Where a line of the material contains the string "difícil", copy that line.

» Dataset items
-- Start --
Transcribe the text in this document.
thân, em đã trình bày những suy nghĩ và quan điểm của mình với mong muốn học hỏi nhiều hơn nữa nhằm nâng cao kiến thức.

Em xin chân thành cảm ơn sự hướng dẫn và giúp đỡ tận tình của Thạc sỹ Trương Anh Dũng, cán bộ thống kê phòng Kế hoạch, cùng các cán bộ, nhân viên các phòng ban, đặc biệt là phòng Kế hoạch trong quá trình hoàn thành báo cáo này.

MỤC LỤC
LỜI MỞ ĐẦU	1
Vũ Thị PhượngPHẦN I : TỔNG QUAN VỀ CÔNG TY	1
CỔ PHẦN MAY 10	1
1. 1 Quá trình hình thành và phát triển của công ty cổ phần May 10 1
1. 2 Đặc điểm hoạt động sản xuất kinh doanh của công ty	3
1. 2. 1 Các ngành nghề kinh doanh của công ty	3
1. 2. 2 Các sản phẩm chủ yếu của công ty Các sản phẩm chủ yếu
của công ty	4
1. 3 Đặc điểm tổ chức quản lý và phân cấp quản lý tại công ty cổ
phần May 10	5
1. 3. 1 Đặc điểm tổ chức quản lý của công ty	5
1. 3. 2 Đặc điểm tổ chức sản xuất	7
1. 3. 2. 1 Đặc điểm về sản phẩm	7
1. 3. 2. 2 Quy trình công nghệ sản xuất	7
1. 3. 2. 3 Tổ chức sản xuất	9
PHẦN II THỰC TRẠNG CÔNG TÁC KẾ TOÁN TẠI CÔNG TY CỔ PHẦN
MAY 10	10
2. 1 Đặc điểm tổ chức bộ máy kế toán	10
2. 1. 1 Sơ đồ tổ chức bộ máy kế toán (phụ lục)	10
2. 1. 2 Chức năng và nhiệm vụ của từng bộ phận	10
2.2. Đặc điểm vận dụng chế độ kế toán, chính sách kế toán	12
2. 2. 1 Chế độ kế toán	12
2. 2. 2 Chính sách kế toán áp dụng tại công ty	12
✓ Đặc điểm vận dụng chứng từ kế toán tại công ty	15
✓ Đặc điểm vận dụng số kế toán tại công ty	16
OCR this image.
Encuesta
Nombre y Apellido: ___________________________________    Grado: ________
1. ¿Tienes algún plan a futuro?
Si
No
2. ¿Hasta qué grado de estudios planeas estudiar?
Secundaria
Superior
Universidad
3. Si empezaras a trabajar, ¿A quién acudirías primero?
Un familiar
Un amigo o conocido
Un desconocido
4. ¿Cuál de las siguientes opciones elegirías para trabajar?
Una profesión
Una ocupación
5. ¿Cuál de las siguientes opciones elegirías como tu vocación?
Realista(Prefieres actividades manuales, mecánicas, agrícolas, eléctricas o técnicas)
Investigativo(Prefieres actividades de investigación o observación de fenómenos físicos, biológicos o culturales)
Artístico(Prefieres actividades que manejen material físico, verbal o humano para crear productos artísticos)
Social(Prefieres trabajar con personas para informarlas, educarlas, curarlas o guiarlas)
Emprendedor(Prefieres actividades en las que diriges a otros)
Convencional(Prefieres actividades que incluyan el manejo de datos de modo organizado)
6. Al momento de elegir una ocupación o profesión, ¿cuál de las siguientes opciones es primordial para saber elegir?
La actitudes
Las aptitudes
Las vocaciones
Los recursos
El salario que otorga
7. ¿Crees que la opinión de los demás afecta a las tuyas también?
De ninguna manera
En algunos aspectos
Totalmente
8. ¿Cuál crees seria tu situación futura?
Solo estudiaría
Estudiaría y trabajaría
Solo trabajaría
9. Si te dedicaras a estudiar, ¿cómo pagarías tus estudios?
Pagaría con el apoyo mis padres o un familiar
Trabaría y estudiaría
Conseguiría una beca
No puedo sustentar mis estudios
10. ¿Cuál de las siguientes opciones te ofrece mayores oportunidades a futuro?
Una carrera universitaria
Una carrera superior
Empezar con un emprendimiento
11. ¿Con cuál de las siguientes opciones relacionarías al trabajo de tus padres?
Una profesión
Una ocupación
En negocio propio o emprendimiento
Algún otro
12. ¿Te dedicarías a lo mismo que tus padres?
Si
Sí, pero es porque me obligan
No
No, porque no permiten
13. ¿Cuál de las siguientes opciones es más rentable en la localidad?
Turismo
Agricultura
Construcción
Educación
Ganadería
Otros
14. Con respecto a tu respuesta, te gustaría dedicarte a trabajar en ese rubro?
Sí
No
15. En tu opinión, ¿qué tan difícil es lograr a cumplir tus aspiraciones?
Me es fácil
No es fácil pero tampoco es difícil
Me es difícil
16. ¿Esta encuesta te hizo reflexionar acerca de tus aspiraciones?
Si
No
-- End --
» Full answer
15. En tu opinión, ¿qué tan difícil es lograr a cumplir tus aspiraciones?
No es fácil pero tampoco es difícil
Me es difícil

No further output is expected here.